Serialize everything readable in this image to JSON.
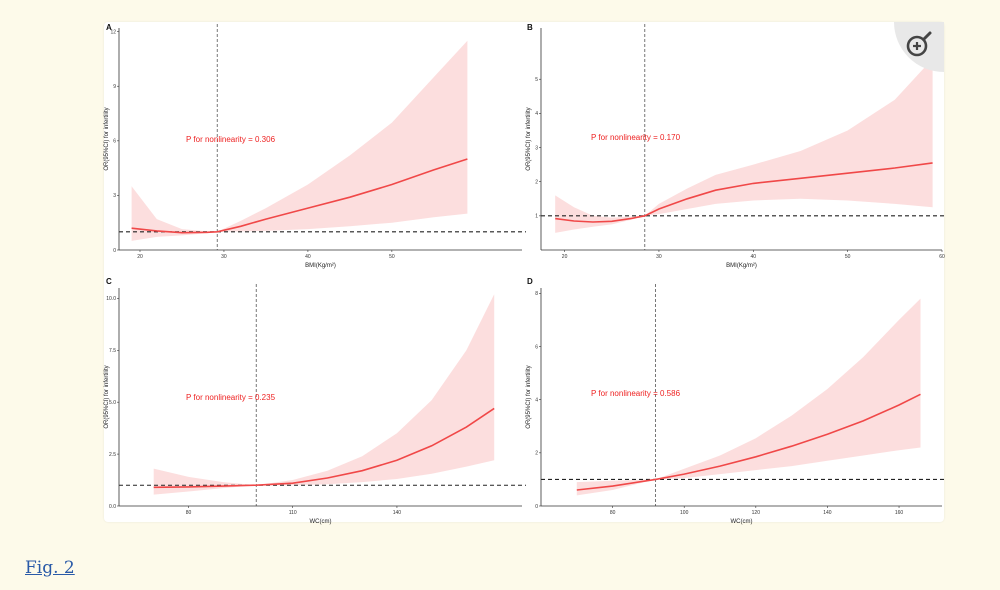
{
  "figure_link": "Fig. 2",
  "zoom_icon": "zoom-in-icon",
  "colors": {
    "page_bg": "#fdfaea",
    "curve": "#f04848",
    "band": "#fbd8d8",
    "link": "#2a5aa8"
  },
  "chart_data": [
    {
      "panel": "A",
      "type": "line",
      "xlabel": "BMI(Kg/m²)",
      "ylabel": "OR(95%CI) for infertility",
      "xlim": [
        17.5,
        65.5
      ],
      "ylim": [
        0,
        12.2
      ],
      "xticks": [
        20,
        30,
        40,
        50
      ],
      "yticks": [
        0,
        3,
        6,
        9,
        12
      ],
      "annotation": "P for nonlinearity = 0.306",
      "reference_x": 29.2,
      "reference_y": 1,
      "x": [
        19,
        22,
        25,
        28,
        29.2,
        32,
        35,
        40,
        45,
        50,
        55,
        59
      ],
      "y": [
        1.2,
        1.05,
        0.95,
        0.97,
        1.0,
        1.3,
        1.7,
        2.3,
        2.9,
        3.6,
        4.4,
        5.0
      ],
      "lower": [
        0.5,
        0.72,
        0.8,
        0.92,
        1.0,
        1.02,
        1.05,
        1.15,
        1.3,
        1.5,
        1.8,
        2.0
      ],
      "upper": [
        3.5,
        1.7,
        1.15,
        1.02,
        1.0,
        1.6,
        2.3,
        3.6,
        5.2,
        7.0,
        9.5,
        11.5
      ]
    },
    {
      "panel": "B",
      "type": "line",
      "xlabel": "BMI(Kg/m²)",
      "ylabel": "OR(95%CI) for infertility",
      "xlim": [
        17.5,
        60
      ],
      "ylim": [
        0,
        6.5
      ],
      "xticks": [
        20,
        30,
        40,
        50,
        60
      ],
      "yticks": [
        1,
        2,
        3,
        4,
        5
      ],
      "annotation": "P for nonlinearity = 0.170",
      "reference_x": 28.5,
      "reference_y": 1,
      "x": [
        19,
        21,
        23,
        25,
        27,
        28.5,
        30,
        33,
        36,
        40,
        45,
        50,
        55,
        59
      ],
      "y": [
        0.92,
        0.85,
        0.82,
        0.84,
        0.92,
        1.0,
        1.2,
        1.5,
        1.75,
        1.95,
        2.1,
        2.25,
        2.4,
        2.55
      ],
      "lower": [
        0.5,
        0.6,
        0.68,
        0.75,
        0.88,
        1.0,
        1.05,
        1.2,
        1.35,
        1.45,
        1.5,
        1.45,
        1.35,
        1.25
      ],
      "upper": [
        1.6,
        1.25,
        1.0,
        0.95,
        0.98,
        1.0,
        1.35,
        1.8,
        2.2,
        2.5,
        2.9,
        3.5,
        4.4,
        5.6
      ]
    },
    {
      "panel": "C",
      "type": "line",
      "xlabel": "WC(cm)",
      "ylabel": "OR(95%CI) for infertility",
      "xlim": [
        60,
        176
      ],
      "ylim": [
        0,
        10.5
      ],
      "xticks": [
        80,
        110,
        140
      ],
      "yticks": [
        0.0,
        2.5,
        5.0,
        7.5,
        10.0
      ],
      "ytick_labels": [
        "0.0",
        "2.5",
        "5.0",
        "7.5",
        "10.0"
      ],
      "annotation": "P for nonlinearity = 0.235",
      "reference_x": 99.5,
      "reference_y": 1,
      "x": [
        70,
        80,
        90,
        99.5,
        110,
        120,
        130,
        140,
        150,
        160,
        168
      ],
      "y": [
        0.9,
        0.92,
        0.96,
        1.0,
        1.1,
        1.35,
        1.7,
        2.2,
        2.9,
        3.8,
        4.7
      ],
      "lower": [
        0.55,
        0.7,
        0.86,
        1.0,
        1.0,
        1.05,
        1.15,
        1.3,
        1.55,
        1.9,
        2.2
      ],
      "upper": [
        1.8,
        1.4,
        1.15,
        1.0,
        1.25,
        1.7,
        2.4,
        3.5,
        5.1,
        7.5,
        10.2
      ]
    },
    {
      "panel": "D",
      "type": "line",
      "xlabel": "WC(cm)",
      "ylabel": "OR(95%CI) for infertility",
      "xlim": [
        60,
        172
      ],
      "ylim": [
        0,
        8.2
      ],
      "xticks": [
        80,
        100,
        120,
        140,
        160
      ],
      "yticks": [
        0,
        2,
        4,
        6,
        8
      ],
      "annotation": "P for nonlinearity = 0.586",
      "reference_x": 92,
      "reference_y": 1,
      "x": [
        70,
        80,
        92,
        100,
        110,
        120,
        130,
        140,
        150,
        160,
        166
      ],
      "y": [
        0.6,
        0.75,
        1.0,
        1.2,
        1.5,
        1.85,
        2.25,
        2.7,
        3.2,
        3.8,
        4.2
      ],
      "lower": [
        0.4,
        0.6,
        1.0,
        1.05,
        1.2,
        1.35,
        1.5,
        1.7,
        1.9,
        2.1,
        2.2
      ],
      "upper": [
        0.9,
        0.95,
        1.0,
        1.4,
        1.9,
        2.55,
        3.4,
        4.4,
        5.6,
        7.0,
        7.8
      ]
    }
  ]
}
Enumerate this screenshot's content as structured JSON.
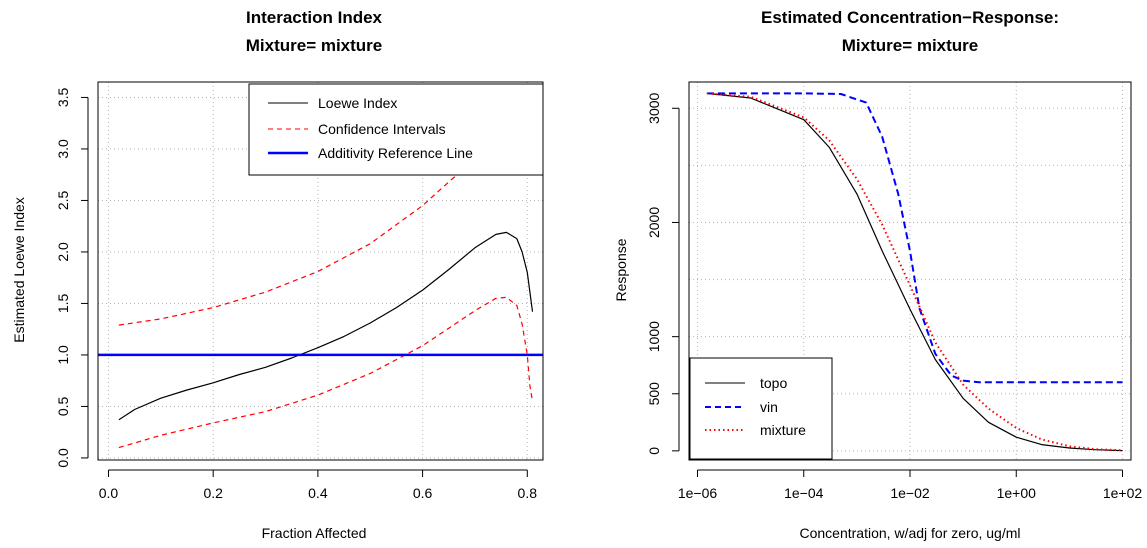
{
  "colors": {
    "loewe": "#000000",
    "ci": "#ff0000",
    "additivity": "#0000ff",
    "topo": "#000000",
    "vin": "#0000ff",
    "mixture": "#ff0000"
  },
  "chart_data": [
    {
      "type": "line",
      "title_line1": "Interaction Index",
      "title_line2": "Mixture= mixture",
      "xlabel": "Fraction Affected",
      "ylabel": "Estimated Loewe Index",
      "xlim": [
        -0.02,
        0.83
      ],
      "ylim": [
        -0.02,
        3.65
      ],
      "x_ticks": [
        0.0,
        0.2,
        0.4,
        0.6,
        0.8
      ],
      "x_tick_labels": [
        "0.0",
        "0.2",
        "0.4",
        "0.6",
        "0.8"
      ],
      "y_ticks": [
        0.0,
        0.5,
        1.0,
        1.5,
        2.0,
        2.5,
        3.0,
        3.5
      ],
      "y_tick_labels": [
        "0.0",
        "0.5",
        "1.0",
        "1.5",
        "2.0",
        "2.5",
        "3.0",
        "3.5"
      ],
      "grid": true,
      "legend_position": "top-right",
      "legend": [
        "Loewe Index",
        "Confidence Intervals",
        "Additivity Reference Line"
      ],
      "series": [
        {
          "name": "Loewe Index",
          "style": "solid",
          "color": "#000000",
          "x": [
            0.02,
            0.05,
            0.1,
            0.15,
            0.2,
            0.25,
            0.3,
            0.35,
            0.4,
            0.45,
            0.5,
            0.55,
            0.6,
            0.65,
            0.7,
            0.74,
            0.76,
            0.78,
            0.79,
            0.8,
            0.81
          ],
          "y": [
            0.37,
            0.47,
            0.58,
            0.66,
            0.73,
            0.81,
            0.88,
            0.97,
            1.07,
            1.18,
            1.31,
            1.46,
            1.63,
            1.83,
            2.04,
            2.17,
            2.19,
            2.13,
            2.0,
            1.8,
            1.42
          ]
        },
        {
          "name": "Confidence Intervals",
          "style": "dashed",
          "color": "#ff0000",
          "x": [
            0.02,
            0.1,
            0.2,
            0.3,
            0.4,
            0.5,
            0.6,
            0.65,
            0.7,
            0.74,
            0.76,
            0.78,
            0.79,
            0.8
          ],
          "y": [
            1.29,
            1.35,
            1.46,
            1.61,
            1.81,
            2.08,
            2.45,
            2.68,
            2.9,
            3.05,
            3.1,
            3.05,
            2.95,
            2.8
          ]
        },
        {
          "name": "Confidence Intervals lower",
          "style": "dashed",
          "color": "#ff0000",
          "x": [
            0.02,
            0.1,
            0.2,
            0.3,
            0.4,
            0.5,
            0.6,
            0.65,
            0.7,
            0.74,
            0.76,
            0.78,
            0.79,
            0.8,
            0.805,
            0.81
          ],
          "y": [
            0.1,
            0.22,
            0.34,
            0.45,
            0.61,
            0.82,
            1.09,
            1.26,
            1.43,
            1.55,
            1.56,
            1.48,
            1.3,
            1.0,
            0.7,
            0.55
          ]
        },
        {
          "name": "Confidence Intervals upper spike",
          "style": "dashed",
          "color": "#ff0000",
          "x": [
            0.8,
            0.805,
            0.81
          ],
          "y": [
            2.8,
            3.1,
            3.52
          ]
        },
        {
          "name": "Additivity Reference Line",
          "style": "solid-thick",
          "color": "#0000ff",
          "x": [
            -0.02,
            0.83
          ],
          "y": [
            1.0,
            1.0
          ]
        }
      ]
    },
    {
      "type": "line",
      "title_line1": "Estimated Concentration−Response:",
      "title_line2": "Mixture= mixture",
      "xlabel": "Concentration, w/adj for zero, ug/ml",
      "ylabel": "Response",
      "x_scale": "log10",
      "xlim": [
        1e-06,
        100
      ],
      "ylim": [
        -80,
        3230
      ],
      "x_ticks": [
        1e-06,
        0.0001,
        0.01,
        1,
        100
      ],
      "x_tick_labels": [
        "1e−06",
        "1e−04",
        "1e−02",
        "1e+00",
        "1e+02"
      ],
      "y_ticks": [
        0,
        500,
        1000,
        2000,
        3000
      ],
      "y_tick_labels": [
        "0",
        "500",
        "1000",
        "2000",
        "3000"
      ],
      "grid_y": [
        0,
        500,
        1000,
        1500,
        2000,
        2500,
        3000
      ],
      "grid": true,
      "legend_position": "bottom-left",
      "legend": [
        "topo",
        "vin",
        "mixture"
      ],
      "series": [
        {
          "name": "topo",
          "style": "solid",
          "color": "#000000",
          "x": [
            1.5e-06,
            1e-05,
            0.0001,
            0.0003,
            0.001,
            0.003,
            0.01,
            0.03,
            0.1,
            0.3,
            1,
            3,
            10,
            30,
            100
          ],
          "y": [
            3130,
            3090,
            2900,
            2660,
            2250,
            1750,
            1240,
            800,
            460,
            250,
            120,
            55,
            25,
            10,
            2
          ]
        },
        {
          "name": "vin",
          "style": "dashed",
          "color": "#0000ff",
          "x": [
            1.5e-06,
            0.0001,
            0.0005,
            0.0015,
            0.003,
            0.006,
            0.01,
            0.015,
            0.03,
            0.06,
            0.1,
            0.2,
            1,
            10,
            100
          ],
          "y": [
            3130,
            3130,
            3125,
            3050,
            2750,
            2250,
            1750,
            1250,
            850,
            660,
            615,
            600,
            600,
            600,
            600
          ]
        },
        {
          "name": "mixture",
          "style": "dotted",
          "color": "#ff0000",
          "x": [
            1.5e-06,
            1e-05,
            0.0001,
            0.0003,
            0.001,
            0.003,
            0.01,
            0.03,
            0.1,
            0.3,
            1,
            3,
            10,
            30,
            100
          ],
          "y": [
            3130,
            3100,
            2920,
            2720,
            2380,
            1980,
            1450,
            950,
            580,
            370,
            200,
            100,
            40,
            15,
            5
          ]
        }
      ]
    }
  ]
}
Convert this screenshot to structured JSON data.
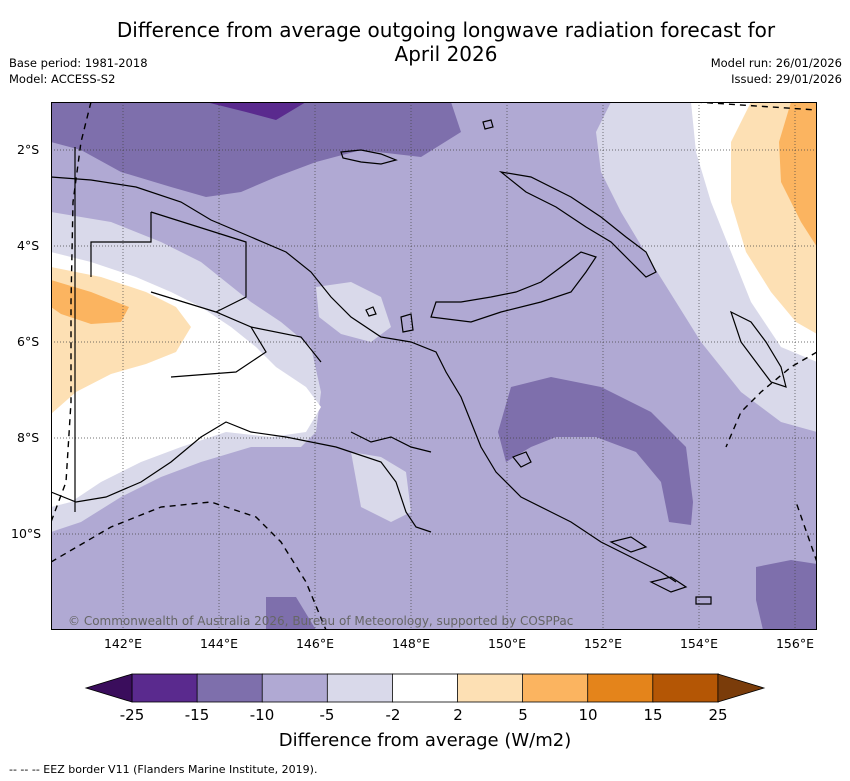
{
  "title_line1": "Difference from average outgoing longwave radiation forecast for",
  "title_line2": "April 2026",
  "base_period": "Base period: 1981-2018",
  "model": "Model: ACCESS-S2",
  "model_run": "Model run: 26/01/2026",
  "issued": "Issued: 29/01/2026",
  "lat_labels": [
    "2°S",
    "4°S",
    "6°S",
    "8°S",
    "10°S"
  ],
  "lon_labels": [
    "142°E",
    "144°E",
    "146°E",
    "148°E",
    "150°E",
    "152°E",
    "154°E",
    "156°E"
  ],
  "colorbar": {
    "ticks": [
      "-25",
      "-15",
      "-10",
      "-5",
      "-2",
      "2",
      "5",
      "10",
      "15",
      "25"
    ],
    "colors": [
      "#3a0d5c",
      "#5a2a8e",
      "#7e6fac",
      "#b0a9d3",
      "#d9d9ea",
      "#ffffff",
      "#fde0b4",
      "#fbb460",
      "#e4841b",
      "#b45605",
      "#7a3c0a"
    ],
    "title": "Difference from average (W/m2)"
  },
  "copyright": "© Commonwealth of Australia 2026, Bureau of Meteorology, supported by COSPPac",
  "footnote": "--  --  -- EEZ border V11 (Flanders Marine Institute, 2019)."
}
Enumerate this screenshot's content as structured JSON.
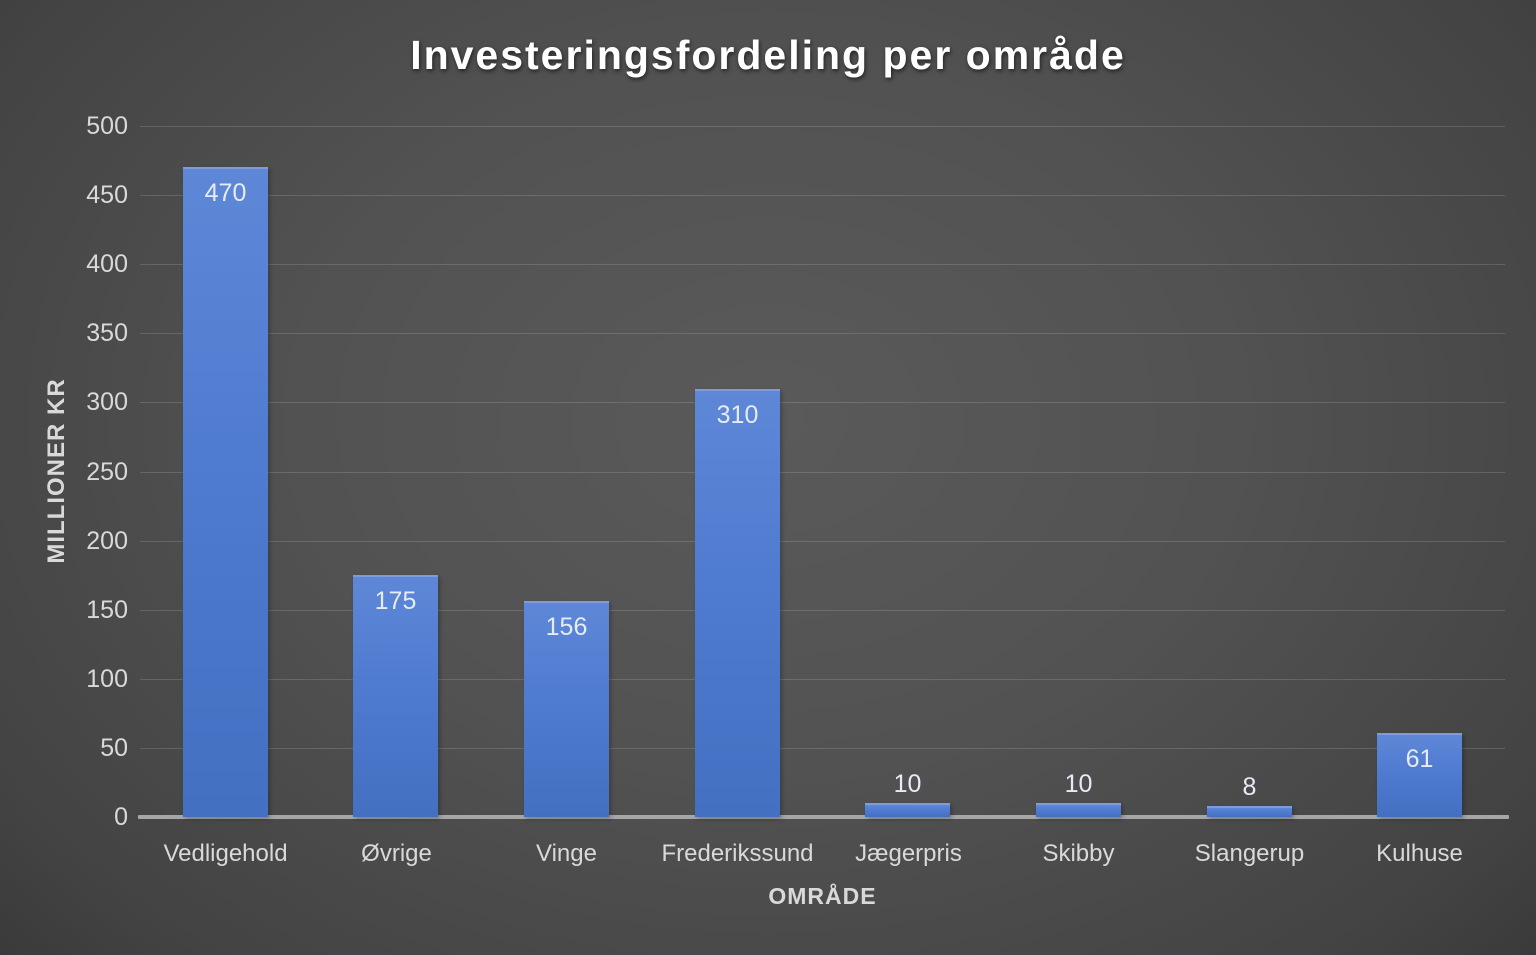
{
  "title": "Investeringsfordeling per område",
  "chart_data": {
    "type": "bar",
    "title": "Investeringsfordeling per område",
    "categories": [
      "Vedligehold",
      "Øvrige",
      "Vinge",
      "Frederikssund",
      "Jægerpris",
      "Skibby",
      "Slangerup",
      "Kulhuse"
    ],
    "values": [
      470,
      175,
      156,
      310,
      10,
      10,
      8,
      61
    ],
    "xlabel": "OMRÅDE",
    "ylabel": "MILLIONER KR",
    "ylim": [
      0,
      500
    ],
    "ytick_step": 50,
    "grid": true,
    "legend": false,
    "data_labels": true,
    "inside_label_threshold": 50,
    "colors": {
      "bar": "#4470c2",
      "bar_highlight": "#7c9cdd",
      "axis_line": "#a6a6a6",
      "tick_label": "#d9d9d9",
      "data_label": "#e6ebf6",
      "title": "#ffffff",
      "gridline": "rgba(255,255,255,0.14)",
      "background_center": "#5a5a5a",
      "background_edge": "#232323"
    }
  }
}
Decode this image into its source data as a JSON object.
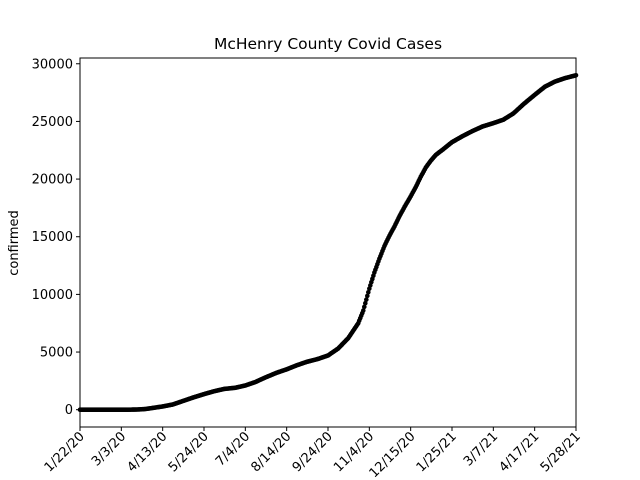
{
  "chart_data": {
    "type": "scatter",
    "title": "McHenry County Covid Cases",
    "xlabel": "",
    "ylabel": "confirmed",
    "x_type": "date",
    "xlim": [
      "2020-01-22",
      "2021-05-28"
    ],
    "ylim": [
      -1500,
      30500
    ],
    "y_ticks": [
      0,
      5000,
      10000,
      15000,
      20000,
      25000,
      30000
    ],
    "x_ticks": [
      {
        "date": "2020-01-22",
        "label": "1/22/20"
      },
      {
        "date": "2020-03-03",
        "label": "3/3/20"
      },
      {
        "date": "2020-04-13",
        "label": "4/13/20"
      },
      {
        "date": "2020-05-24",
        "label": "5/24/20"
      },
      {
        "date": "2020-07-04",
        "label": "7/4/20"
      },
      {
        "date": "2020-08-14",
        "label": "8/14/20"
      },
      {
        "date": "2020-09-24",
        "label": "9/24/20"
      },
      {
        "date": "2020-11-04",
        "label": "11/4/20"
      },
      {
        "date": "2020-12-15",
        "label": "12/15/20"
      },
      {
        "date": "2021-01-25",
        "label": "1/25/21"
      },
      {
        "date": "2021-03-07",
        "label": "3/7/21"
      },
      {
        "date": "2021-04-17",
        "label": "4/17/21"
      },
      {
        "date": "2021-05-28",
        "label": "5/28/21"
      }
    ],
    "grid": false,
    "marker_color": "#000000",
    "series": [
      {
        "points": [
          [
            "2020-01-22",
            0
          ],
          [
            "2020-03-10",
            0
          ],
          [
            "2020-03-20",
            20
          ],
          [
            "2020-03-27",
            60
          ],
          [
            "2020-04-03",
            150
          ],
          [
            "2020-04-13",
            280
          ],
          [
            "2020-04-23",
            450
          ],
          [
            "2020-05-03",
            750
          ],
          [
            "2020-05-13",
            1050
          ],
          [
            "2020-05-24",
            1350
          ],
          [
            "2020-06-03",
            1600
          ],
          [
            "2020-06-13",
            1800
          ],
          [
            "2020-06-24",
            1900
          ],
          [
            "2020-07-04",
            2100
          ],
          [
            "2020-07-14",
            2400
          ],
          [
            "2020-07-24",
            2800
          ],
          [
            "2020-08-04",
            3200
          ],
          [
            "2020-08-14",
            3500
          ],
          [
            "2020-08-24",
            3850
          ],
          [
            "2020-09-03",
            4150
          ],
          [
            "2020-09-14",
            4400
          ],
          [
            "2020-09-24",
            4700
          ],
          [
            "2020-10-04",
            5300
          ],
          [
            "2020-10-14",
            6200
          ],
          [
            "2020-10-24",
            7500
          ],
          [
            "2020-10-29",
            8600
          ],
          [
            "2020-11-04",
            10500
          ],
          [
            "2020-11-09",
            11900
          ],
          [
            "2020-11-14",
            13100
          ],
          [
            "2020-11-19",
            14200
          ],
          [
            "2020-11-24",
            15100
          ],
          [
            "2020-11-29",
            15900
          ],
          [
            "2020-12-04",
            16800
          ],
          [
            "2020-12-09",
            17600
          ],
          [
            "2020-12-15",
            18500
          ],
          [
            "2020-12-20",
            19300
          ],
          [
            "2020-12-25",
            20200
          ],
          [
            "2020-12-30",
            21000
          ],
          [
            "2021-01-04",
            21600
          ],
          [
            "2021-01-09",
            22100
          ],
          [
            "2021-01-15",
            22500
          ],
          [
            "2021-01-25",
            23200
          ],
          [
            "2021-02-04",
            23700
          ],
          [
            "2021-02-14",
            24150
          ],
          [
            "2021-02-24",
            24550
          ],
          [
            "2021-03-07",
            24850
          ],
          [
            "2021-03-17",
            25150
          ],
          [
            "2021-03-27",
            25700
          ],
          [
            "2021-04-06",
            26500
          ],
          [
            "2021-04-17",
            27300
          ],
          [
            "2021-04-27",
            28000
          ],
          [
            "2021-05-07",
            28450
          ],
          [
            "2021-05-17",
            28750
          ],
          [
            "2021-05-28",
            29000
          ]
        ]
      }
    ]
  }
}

→ **GIVEN REQUEST**: List every line in the records above that contains the word "image".

→ **RESPONSE TO THE EXERCISE**:
Serialize everything readable in this image to JSON.
Decode this image into its source data as a JSON object.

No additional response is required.